The request - From the entries below, list each line with "color".

┄┄┄┄┄┄┄┄┄┄

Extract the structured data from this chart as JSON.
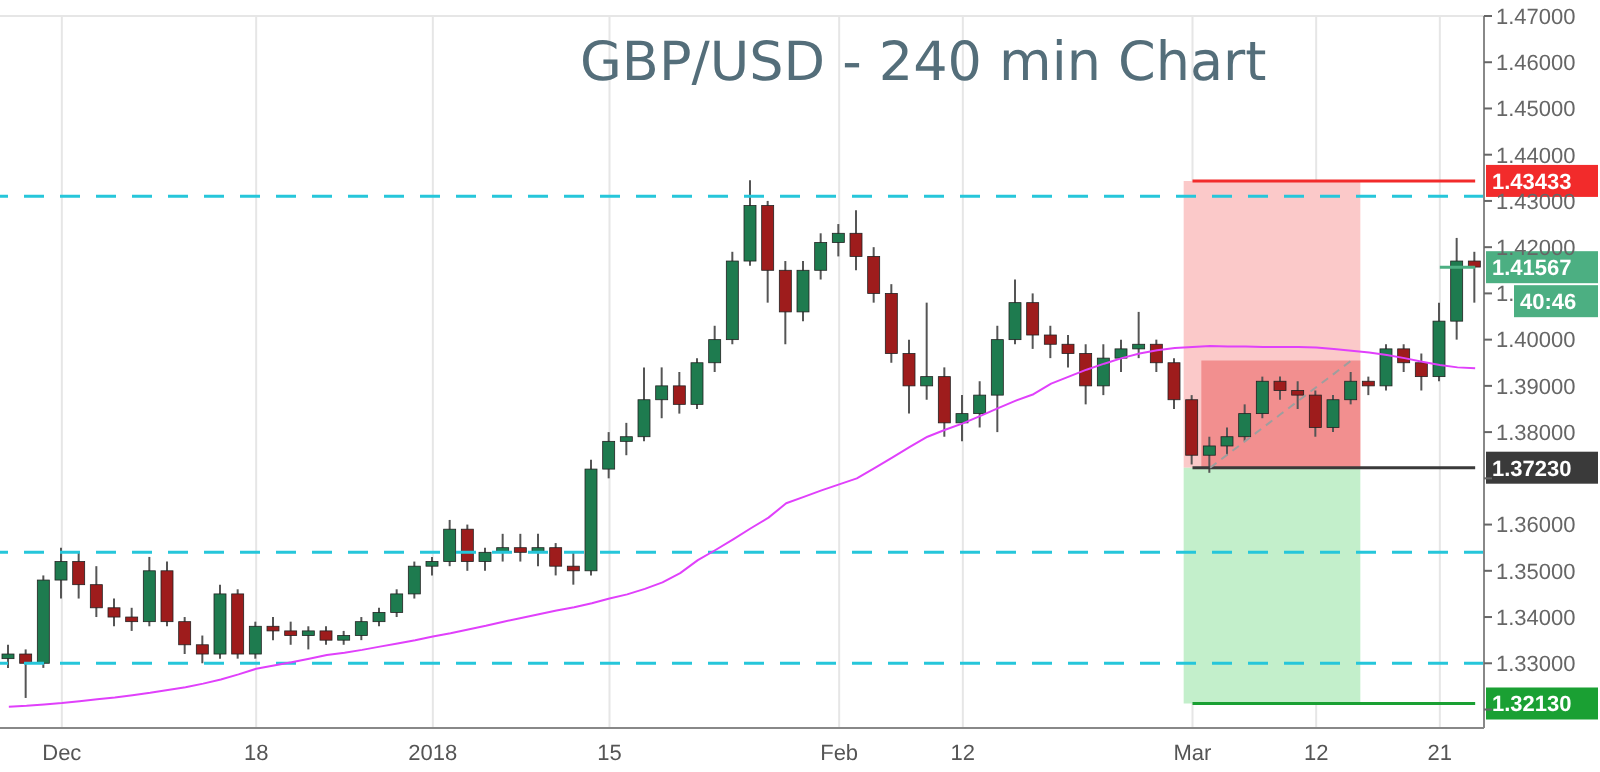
{
  "chart_data": {
    "type": "candlestick",
    "title": "GBP/USD - 240 min Chart",
    "categories": [
      null,
      null,
      null,
      "Dec",
      null,
      null,
      null,
      null,
      null,
      null,
      null,
      null,
      null,
      null,
      "18",
      null,
      null,
      null,
      null,
      null,
      null,
      null,
      null,
      null,
      "2018",
      null,
      null,
      null,
      null,
      null,
      null,
      null,
      null,
      null,
      "15",
      null,
      null,
      null,
      null,
      null,
      null,
      null,
      null,
      null,
      null,
      null,
      null,
      "Feb",
      null,
      null,
      null,
      null,
      null,
      null,
      "12",
      null,
      null,
      null,
      null,
      null,
      null,
      null,
      null,
      null,
      null,
      null,
      null,
      "Mar",
      null,
      null,
      null,
      null,
      null,
      null,
      "12",
      null,
      null,
      null,
      null,
      null,
      null,
      "21",
      null,
      null
    ],
    "ohlc": [
      [
        1.331,
        1.334,
        1.329,
        1.332
      ],
      [
        1.332,
        1.333,
        1.3225,
        1.33
      ],
      [
        1.33,
        1.349,
        1.329,
        1.348
      ],
      [
        1.348,
        1.355,
        1.344,
        1.352
      ],
      [
        1.352,
        1.354,
        1.344,
        1.347
      ],
      [
        1.347,
        1.351,
        1.34,
        1.342
      ],
      [
        1.342,
        1.344,
        1.338,
        1.34
      ],
      [
        1.34,
        1.342,
        1.337,
        1.339
      ],
      [
        1.339,
        1.353,
        1.338,
        1.35
      ],
      [
        1.35,
        1.352,
        1.338,
        1.339
      ],
      [
        1.339,
        1.34,
        1.332,
        1.334
      ],
      [
        1.334,
        1.336,
        1.33,
        1.332
      ],
      [
        1.332,
        1.347,
        1.331,
        1.345
      ],
      [
        1.345,
        1.346,
        1.331,
        1.332
      ],
      [
        1.332,
        1.339,
        1.331,
        1.338
      ],
      [
        1.338,
        1.34,
        1.335,
        1.337
      ],
      [
        1.337,
        1.339,
        1.334,
        1.336
      ],
      [
        1.336,
        1.338,
        1.333,
        1.337
      ],
      [
        1.337,
        1.338,
        1.334,
        1.335
      ],
      [
        1.335,
        1.337,
        1.334,
        1.336
      ],
      [
        1.336,
        1.34,
        1.335,
        1.339
      ],
      [
        1.339,
        1.342,
        1.338,
        1.341
      ],
      [
        1.341,
        1.346,
        1.34,
        1.345
      ],
      [
        1.345,
        1.352,
        1.344,
        1.351
      ],
      [
        1.351,
        1.353,
        1.349,
        1.352
      ],
      [
        1.352,
        1.361,
        1.351,
        1.359
      ],
      [
        1.359,
        1.36,
        1.35,
        1.352
      ],
      [
        1.352,
        1.355,
        1.35,
        1.354
      ],
      [
        1.354,
        1.358,
        1.352,
        1.355
      ],
      [
        1.355,
        1.358,
        1.352,
        1.354
      ],
      [
        1.354,
        1.358,
        1.351,
        1.355
      ],
      [
        1.355,
        1.356,
        1.349,
        1.351
      ],
      [
        1.351,
        1.354,
        1.347,
        1.35
      ],
      [
        1.35,
        1.374,
        1.349,
        1.372
      ],
      [
        1.372,
        1.38,
        1.37,
        1.378
      ],
      [
        1.378,
        1.382,
        1.375,
        1.379
      ],
      [
        1.379,
        1.394,
        1.378,
        1.387
      ],
      [
        1.387,
        1.394,
        1.383,
        1.39
      ],
      [
        1.39,
        1.393,
        1.384,
        1.386
      ],
      [
        1.386,
        1.396,
        1.385,
        1.395
      ],
      [
        1.395,
        1.403,
        1.393,
        1.4
      ],
      [
        1.4,
        1.419,
        1.399,
        1.417
      ],
      [
        1.417,
        1.4345,
        1.416,
        1.429
      ],
      [
        1.429,
        1.43,
        1.408,
        1.415
      ],
      [
        1.415,
        1.417,
        1.399,
        1.406
      ],
      [
        1.406,
        1.417,
        1.404,
        1.415
      ],
      [
        1.415,
        1.423,
        1.413,
        1.421
      ],
      [
        1.421,
        1.425,
        1.418,
        1.423
      ],
      [
        1.423,
        1.428,
        1.415,
        1.418
      ],
      [
        1.418,
        1.42,
        1.408,
        1.41
      ],
      [
        1.41,
        1.412,
        1.395,
        1.397
      ],
      [
        1.397,
        1.4,
        1.384,
        1.39
      ],
      [
        1.39,
        1.408,
        1.387,
        1.392
      ],
      [
        1.392,
        1.394,
        1.379,
        1.382
      ],
      [
        1.382,
        1.388,
        1.378,
        1.384
      ],
      [
        1.384,
        1.391,
        1.381,
        1.388
      ],
      [
        1.388,
        1.403,
        1.38,
        1.4
      ],
      [
        1.4,
        1.413,
        1.399,
        1.408
      ],
      [
        1.408,
        1.41,
        1.398,
        1.401
      ],
      [
        1.401,
        1.403,
        1.396,
        1.399
      ],
      [
        1.399,
        1.401,
        1.394,
        1.397
      ],
      [
        1.397,
        1.399,
        1.386,
        1.39
      ],
      [
        1.39,
        1.399,
        1.388,
        1.396
      ],
      [
        1.396,
        1.4,
        1.393,
        1.398
      ],
      [
        1.398,
        1.406,
        1.396,
        1.399
      ],
      [
        1.399,
        1.4,
        1.393,
        1.395
      ],
      [
        1.395,
        1.396,
        1.385,
        1.387
      ],
      [
        1.387,
        1.388,
        1.373,
        1.375
      ],
      [
        1.375,
        1.379,
        1.3712,
        1.377
      ],
      [
        1.377,
        1.381,
        1.375,
        1.379
      ],
      [
        1.379,
        1.386,
        1.378,
        1.384
      ],
      [
        1.384,
        1.392,
        1.383,
        1.391
      ],
      [
        1.391,
        1.392,
        1.387,
        1.389
      ],
      [
        1.389,
        1.391,
        1.385,
        1.388
      ],
      [
        1.388,
        1.389,
        1.379,
        1.381
      ],
      [
        1.381,
        1.388,
        1.38,
        1.387
      ],
      [
        1.387,
        1.393,
        1.386,
        1.391
      ],
      [
        1.391,
        1.392,
        1.388,
        1.39
      ],
      [
        1.39,
        1.399,
        1.389,
        1.398
      ],
      [
        1.398,
        1.399,
        1.393,
        1.395
      ],
      [
        1.395,
        1.397,
        1.389,
        1.392
      ],
      [
        1.392,
        1.408,
        1.391,
        1.404
      ],
      [
        1.404,
        1.422,
        1.4,
        1.417
      ],
      [
        1.417,
        1.419,
        1.408,
        1.4157
      ]
    ],
    "series": [
      {
        "type": "line",
        "color": "#e040fb",
        "values": [
          1.3206,
          1.3208,
          1.3211,
          1.3214,
          1.3218,
          1.3222,
          1.3226,
          1.3231,
          1.3236,
          1.3242,
          1.3248,
          1.3256,
          1.3265,
          1.3276,
          1.3288,
          1.3295,
          1.3302,
          1.331,
          1.3318,
          1.3323,
          1.3329,
          1.3336,
          1.3343,
          1.335,
          1.3358,
          1.3365,
          1.3373,
          1.3381,
          1.339,
          1.3398,
          1.3406,
          1.3414,
          1.3421,
          1.343,
          1.344,
          1.3449,
          1.3461,
          1.3475,
          1.3495,
          1.3523,
          1.3545,
          1.3568,
          1.3592,
          1.3615,
          1.3646,
          1.366,
          1.3674,
          1.3687,
          1.37,
          1.3722,
          1.3745,
          1.3768,
          1.379,
          1.3805,
          1.3819,
          1.3835,
          1.3852,
          1.3868,
          1.3882,
          1.3905,
          1.392,
          1.3935,
          1.3948,
          1.396,
          1.397,
          1.3977,
          1.3982,
          1.3984,
          1.3986,
          1.3985,
          1.3985,
          1.3984,
          1.3984,
          1.3984,
          1.3983,
          1.398,
          1.3976,
          1.3972,
          1.3967,
          1.396,
          1.3952,
          1.3945,
          1.394,
          1.3938
        ]
      },
      {
        "type": "line",
        "color": "#9e9e9e",
        "line_style": "dashed",
        "values": [
          null,
          null,
          null,
          null,
          null,
          null,
          null,
          null,
          null,
          null,
          null,
          null,
          null,
          null,
          null,
          null,
          null,
          null,
          null,
          null,
          null,
          null,
          null,
          null,
          null,
          null,
          null,
          null,
          null,
          null,
          null,
          null,
          null,
          null,
          null,
          null,
          null,
          null,
          null,
          null,
          null,
          null,
          null,
          null,
          null,
          null,
          null,
          null,
          null,
          null,
          null,
          null,
          null,
          null,
          null,
          null,
          null,
          null,
          null,
          null,
          null,
          null,
          null,
          null,
          null,
          null,
          null,
          null,
          1.3723,
          1.3752,
          1.3781,
          1.381,
          1.3839,
          1.3868,
          1.3897,
          1.3926,
          1.3955,
          null,
          null,
          null,
          null,
          null,
          null,
          null
        ]
      }
    ],
    "ylim": [
      1.316,
      1.47
    ],
    "yticks": [
      {
        "value": 1.32,
        "label": null
      },
      {
        "value": 1.33,
        "label": "1.33000"
      },
      {
        "value": 1.34,
        "label": "1.34000"
      },
      {
        "value": 1.35,
        "label": "1.35000"
      },
      {
        "value": 1.36,
        "label": "1.36000"
      },
      {
        "value": 1.37,
        "label": null
      },
      {
        "value": 1.38,
        "label": "1.38000"
      },
      {
        "value": 1.39,
        "label": "1.39000"
      },
      {
        "value": 1.4,
        "label": "1.40000"
      },
      {
        "value": 1.41,
        "label": "1."
      },
      {
        "value": 1.42,
        "label": "1.42000"
      },
      {
        "value": 1.43,
        "label": "1.43000"
      },
      {
        "value": 1.44,
        "label": "1.44000"
      },
      {
        "value": 1.45,
        "label": "1.45000"
      },
      {
        "value": 1.46,
        "label": "1.46000"
      },
      {
        "value": 1.47,
        "label": "1.47000"
      }
    ],
    "ref_lines": [
      {
        "axis": "y",
        "value": 1.431,
        "color": "#26c6da",
        "line_style": "dashed"
      },
      {
        "axis": "y",
        "value": 1.354,
        "color": "#26c6da",
        "line_style": "dashed"
      },
      {
        "axis": "y",
        "value": 1.33,
        "color": "#26c6da",
        "line_style": "dashed"
      },
      {
        "axis": "y",
        "value": 1.43433,
        "label": "1.43433",
        "color": "#f22b2b"
      },
      {
        "axis": "y",
        "value": 1.41567,
        "label": "1.41567",
        "color": "#4caf82"
      },
      {
        "axis": "y",
        "value": 1.3723,
        "label": "1.37230",
        "color": "#3a3a3a"
      },
      {
        "axis": "y",
        "value": 1.3213,
        "label": "1.32130",
        "color": "#1aa033"
      }
    ],
    "bands": [
      {
        "axis": "y",
        "from": 1.3723,
        "to": 1.43433,
        "color": "#fbc9c9"
      },
      {
        "axis": "y",
        "from": 1.3723,
        "to": 1.3955,
        "color": "#f28f8f"
      },
      {
        "axis": "y",
        "from": 1.3213,
        "to": 1.3723,
        "color": "#c3efcb"
      }
    ],
    "annotations": [
      "40:46"
    ],
    "grid": true
  }
}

┄┄┄┄┄┄┄┄┄┄

Solution -
        "color": "#e040fb",
        "color": "#9e9e9e",
        "color": "#26c6da",
        "color": "#26c6da",
        "color": "#26c6da",
        "color": "#f22b2b"
        "color": "#4caf82"
        "color": "#3a3a3a"
        "color": "#1aa033"
        "color": "#fbc9c9"
        "color": "#f28f8f"
        "color": "#c3efcb"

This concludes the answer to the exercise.